• _TASK DETAILS_: Drop every picture and give the entries back exactly.

....................

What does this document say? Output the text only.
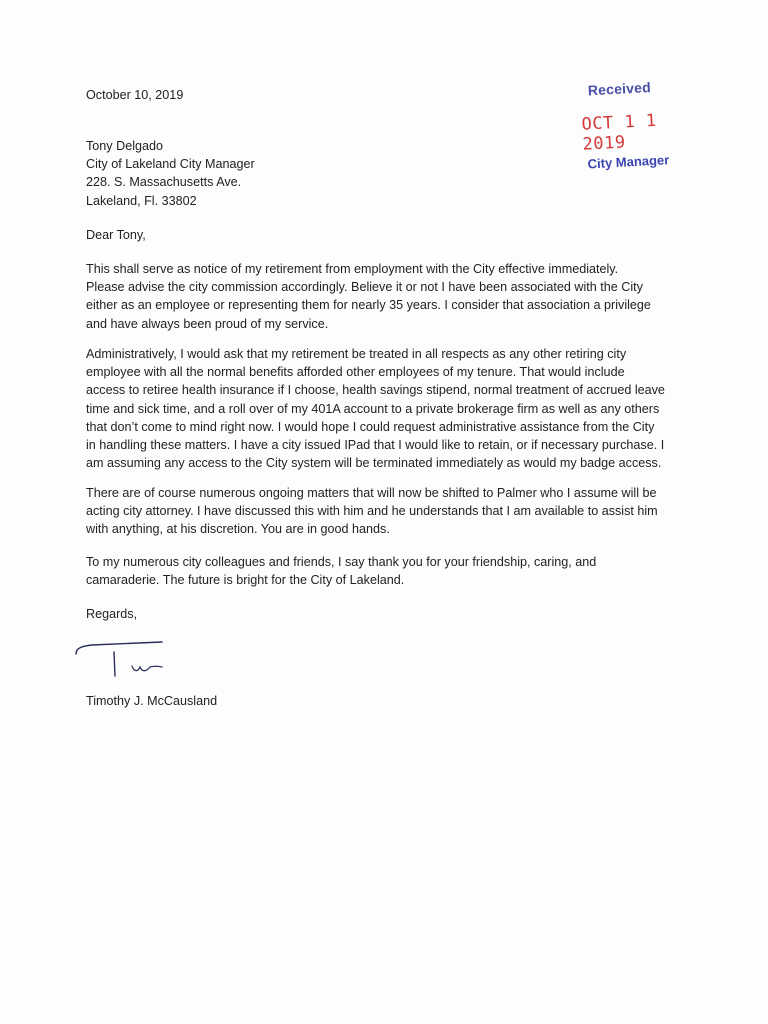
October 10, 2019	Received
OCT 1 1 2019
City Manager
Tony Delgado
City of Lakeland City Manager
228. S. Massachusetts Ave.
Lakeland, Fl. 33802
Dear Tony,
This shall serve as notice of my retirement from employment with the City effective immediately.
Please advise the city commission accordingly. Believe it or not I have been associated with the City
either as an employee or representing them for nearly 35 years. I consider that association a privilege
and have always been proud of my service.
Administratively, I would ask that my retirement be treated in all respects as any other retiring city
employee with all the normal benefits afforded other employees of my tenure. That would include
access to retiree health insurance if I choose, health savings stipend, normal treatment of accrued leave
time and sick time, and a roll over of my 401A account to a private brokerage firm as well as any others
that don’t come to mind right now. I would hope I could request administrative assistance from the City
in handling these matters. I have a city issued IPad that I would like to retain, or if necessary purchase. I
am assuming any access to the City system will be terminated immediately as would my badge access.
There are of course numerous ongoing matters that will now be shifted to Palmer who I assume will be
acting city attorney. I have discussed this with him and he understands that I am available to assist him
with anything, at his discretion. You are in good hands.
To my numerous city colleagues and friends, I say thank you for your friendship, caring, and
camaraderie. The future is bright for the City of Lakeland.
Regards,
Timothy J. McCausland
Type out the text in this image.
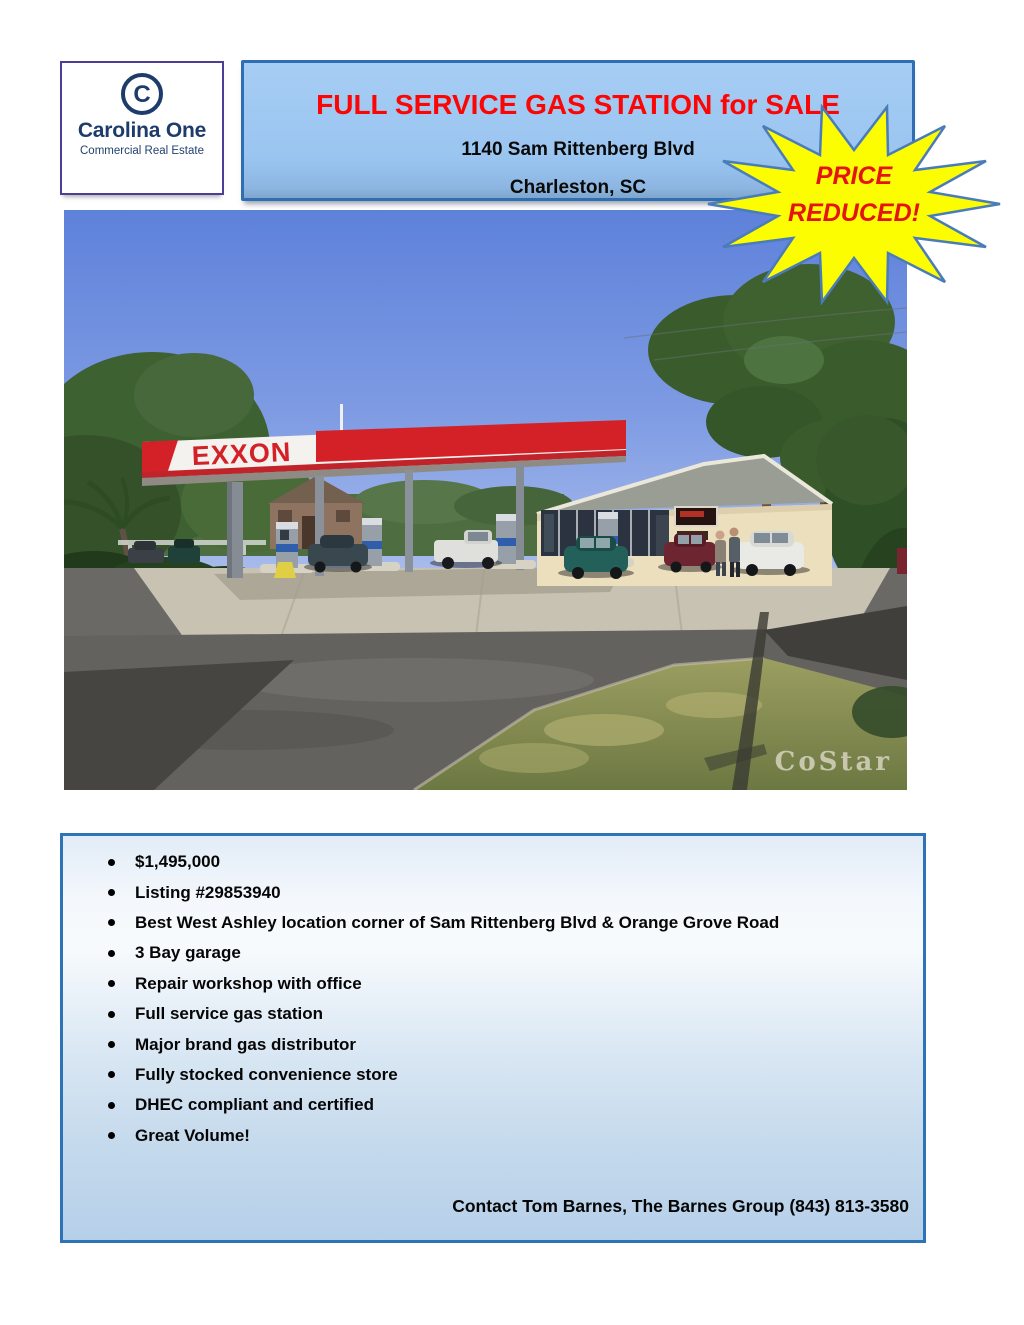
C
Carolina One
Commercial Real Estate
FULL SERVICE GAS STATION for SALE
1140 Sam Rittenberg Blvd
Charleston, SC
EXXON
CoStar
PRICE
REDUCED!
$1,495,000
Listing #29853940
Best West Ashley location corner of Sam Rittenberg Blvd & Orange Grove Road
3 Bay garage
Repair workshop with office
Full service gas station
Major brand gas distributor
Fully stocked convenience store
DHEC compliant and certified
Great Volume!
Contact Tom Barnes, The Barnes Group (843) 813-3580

....................

• _ANSWER TO THE PROBLEM_:
What does this document say? Output the text only.
October 10, 2019	Received
OCT 1 1 2019
City Manager
Tony Delgado
City of Lakeland City Manager
228. S. Massachusetts Ave.
Lakeland, Fl. 33802
Dear Tony,
This shall serve as notice of my retirement from employment with the City effective immediately.
Please advise the city commission accordingly. Believe it or not I have been associated with the City
either as an employee or representing them for nearly 35 years. I consider that association a privilege
and have always been proud of my service.
Administratively, I would ask that my retirement be treated in all respects as any other retiring city
employee with all the normal benefits afforded other employees of my tenure. That would include
access to retiree health insurance if I choose, health savings stipend, normal treatment of accrued leave
time and sick time, and a roll over of my 401A account to a private brokerage firm as well as any others
that don’t come to mind right now. I would hope I could request administrative assistance from the City
in handling these matters. I have a city issued IPad that I would like to retain, or if necessary purchase. I
am assuming any access to the City system will be terminated immediately as would my badge access.
There are of course numerous ongoing matters that will now be shifted to Palmer who I assume will be
acting city attorney. I have discussed this with him and he understands that I am available to assist him
with anything, at his discretion. You are in good hands.
To my numerous city colleagues and friends, I say thank you for your friendship, caring, and
camaraderie. The future is bright for the City of Lakeland.
Regards,
Timothy J. McCausland
Type out the text in this image.
C
Carolina One
Commercial Real Estate
FULL SERVICE GAS STATION for SALE
1140 Sam Rittenberg Blvd
Charleston, SC
EXXON
CoStar
PRICE
REDUCED!
$1,495,000
Listing #29853940
Best West Ashley location corner of Sam Rittenberg Blvd & Orange Grove Road
3 Bay garage
Repair workshop with office
Full service gas station
Major brand gas distributor
Fully stocked convenience store
DHEC compliant and certified
Great Volume!
Contact Tom Barnes, The Barnes Group (843) 813-3580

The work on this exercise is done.